### Task brief
Count lines, not occurrences: report how many lines in the records hold the string "square", and nothing else.

(Entries from a dataset)
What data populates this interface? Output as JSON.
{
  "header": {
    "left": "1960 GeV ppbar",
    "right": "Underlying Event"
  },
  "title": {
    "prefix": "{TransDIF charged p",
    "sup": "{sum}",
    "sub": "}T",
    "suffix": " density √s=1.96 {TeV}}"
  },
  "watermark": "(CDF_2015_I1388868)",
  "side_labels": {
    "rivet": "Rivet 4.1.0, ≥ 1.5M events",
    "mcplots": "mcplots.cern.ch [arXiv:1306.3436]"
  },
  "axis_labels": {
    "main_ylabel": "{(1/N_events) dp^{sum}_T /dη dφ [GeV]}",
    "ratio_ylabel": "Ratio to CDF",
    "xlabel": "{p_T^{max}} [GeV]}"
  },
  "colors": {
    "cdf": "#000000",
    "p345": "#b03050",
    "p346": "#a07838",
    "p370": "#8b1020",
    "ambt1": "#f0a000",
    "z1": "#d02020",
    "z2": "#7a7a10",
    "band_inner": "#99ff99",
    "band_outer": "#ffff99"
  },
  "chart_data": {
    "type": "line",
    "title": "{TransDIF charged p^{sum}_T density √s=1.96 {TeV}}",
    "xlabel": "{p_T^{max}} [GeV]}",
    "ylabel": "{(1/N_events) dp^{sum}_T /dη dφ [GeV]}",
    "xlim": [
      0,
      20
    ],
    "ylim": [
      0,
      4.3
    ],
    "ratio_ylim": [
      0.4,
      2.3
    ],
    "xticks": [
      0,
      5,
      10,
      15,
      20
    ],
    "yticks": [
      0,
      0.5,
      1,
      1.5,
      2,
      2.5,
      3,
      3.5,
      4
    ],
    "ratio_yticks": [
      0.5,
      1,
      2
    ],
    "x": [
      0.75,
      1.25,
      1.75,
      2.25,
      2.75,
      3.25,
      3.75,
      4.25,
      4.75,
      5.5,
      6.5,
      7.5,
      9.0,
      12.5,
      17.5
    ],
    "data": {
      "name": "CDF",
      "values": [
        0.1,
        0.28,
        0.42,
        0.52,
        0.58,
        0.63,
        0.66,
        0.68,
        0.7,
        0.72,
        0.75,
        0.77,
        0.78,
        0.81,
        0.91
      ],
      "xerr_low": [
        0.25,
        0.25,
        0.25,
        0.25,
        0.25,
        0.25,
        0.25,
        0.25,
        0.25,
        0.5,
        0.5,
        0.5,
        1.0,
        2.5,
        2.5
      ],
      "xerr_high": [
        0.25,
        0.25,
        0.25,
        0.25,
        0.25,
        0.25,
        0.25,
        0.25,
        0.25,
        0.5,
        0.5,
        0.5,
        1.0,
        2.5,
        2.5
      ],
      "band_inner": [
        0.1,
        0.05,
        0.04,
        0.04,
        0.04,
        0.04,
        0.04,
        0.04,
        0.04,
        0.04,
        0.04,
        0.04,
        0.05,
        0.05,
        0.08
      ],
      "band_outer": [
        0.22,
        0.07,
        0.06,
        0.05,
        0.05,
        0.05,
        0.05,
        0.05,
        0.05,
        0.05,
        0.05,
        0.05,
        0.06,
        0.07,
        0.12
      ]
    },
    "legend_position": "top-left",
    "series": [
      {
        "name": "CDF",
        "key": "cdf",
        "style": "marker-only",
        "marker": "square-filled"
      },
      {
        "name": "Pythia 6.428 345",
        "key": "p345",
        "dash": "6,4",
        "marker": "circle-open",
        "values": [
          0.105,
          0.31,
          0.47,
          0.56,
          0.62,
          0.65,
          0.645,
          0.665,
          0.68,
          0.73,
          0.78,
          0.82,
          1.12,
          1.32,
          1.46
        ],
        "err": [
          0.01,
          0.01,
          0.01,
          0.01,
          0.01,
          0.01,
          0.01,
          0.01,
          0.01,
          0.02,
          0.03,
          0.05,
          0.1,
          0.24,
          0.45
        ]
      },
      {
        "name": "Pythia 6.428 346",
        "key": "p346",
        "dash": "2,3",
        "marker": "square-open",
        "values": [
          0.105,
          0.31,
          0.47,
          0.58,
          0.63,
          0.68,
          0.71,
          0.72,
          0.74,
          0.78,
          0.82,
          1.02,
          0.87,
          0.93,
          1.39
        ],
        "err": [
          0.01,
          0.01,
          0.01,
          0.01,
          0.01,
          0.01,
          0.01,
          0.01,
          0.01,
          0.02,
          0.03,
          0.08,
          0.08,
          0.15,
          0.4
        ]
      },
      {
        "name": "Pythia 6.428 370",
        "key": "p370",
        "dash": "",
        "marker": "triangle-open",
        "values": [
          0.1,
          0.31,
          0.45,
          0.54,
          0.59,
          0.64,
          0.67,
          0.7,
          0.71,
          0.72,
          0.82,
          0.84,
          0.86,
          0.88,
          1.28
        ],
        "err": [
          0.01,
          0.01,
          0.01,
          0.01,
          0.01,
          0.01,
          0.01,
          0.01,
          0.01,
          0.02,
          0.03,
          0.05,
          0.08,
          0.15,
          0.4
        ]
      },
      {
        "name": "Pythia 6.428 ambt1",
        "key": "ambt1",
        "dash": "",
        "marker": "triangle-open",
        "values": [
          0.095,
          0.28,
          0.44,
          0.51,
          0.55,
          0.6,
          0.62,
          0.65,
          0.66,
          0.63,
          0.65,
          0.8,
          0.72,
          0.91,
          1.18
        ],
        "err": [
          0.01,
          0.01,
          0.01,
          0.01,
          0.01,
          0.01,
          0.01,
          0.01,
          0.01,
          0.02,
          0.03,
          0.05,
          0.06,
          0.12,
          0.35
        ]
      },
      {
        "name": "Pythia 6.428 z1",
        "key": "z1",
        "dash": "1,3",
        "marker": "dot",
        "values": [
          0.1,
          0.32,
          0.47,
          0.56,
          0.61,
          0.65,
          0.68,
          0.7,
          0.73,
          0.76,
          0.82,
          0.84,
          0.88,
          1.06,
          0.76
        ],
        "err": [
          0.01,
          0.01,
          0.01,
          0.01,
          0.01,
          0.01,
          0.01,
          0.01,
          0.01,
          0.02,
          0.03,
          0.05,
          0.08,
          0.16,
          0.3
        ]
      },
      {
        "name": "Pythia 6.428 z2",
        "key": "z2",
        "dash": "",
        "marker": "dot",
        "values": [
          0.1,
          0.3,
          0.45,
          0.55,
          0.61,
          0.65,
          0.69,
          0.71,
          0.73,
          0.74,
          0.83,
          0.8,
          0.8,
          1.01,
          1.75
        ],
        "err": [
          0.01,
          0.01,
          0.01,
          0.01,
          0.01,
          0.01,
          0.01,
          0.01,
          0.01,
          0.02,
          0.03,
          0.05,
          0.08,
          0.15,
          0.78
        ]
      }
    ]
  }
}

### Reply to the exercise
2